____ MATERIAL PROVIDED

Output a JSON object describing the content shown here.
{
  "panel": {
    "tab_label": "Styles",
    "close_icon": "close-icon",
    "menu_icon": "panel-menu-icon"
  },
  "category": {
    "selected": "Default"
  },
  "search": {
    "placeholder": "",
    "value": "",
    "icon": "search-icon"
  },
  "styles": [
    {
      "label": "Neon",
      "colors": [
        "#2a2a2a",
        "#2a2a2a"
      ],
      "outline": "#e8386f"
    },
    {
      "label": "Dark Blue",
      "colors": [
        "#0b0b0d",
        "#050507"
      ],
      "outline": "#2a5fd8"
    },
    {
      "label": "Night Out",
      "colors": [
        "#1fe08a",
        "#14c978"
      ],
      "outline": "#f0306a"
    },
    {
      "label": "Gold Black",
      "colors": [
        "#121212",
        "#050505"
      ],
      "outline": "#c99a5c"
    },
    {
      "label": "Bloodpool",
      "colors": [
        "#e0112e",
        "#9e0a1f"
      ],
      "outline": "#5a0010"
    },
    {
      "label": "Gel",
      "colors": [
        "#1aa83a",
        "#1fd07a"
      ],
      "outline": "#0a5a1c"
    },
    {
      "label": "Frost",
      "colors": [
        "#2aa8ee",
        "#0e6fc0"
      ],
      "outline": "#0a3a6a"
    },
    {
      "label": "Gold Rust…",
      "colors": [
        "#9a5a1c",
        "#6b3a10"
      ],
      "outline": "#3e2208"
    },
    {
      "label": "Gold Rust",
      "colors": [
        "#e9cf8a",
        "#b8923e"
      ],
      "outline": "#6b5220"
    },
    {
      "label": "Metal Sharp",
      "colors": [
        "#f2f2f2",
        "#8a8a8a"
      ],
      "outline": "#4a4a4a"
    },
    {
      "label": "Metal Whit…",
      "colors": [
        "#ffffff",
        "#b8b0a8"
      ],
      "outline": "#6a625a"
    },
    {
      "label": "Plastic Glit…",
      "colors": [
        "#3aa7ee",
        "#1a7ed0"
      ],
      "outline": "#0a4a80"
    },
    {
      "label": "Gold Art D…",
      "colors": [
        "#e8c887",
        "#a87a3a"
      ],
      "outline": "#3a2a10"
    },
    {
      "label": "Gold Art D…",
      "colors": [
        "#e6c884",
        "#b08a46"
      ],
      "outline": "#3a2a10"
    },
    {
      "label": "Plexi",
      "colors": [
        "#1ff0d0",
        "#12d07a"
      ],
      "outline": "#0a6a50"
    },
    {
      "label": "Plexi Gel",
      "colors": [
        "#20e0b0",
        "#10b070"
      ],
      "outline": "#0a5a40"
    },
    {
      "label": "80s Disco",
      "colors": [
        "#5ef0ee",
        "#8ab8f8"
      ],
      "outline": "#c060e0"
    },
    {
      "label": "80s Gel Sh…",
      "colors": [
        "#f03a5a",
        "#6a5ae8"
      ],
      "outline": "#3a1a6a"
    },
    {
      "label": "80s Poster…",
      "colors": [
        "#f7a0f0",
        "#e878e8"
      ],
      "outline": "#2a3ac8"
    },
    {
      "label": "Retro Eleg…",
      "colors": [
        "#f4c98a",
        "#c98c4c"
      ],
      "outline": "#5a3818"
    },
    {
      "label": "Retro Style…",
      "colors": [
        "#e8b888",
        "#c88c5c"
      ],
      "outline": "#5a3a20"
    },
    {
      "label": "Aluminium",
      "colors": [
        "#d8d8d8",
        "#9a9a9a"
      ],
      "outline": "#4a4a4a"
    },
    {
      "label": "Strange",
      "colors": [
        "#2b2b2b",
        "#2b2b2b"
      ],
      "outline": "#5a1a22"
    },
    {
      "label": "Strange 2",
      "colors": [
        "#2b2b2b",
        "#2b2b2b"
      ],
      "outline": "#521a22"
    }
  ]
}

________

Print the material verbatim, all of it.

Output a JSON object describing the content shown here.
{
  "panel": {
    "tab_label": "Styles",
    "close_icon": "close-icon",
    "menu_icon": "panel-menu-icon"
  },
  "category": {
    "selected": "Default"
  },
  "search": {
    "placeholder": "",
    "value": "",
    "icon": "search-icon"
  },
  "styles": [
    {
      "label": "Neon",
      "colors": [
        "#2a2a2a",
        "#2a2a2a"
      ],
      "outline": "#e8386f"
    },
    {
      "label": "Dark Blue",
      "colors": [
        "#0b0b0d",
        "#050507"
      ],
      "outline": "#2a5fd8"
    },
    {
      "label": "Night Out",
      "colors": [
        "#1fe08a",
        "#14c978"
      ],
      "outline": "#f0306a"
    },
    {
      "label": "Gold Black",
      "colors": [
        "#121212",
        "#050505"
      ],
      "outline": "#c99a5c"
    },
    {
      "label": "Bloodpool",
      "colors": [
        "#e0112e",
        "#9e0a1f"
      ],
      "outline": "#5a0010"
    },
    {
      "label": "Gel",
      "colors": [
        "#1aa83a",
        "#1fd07a"
      ],
      "outline": "#0a5a1c"
    },
    {
      "label": "Frost",
      "colors": [
        "#2aa8ee",
        "#0e6fc0"
      ],
      "outline": "#0a3a6a"
    },
    {
      "label": "Gold Rust…",
      "colors": [
        "#9a5a1c",
        "#6b3a10"
      ],
      "outline": "#3e2208"
    },
    {
      "label": "Gold Rust",
      "colors": [
        "#e9cf8a",
        "#b8923e"
      ],
      "outline": "#6b5220"
    },
    {
      "label": "Metal Sharp",
      "colors": [
        "#f2f2f2",
        "#8a8a8a"
      ],
      "outline": "#4a4a4a"
    },
    {
      "label": "Metal Whit…",
      "colors": [
        "#ffffff",
        "#b8b0a8"
      ],
      "outline": "#6a625a"
    },
    {
      "label": "Plastic Glit…",
      "colors": [
        "#3aa7ee",
        "#1a7ed0"
      ],
      "outline": "#0a4a80"
    },
    {
      "label": "Gold Art D…",
      "colors": [
        "#e8c887",
        "#a87a3a"
      ],
      "outline": "#3a2a10"
    },
    {
      "label": "Gold Art D…",
      "colors": [
        "#e6c884",
        "#b08a46"
      ],
      "outline": "#3a2a10"
    },
    {
      "label": "Plexi",
      "colors": [
        "#1ff0d0",
        "#12d07a"
      ],
      "outline": "#0a6a50"
    },
    {
      "label": "Plexi Gel",
      "colors": [
        "#20e0b0",
        "#10b070"
      ],
      "outline": "#0a5a40"
    },
    {
      "label": "80s Disco",
      "colors": [
        "#5ef0ee",
        "#8ab8f8"
      ],
      "outline": "#c060e0"
    },
    {
      "label": "80s Gel Sh…",
      "colors": [
        "#f03a5a",
        "#6a5ae8"
      ],
      "outline": "#3a1a6a"
    },
    {
      "label": "80s Poster…",
      "colors": [
        "#f7a0f0",
        "#e878e8"
      ],
      "outline": "#2a3ac8"
    },
    {
      "label": "Retro Eleg…",
      "colors": [
        "#f4c98a",
        "#c98c4c"
      ],
      "outline": "#5a3818"
    },
    {
      "label": "Retro Style…",
      "colors": [
        "#e8b888",
        "#c88c5c"
      ],
      "outline": "#5a3a20"
    },
    {
      "label": "Aluminium",
      "colors": [
        "#d8d8d8",
        "#9a9a9a"
      ],
      "outline": "#4a4a4a"
    },
    {
      "label": "Strange",
      "colors": [
        "#2b2b2b",
        "#2b2b2b"
      ],
      "outline": "#5a1a22"
    },
    {
      "label": "Strange 2",
      "colors": [
        "#2b2b2b",
        "#2b2b2b"
      ],
      "outline": "#521a22"
    }
  ]
}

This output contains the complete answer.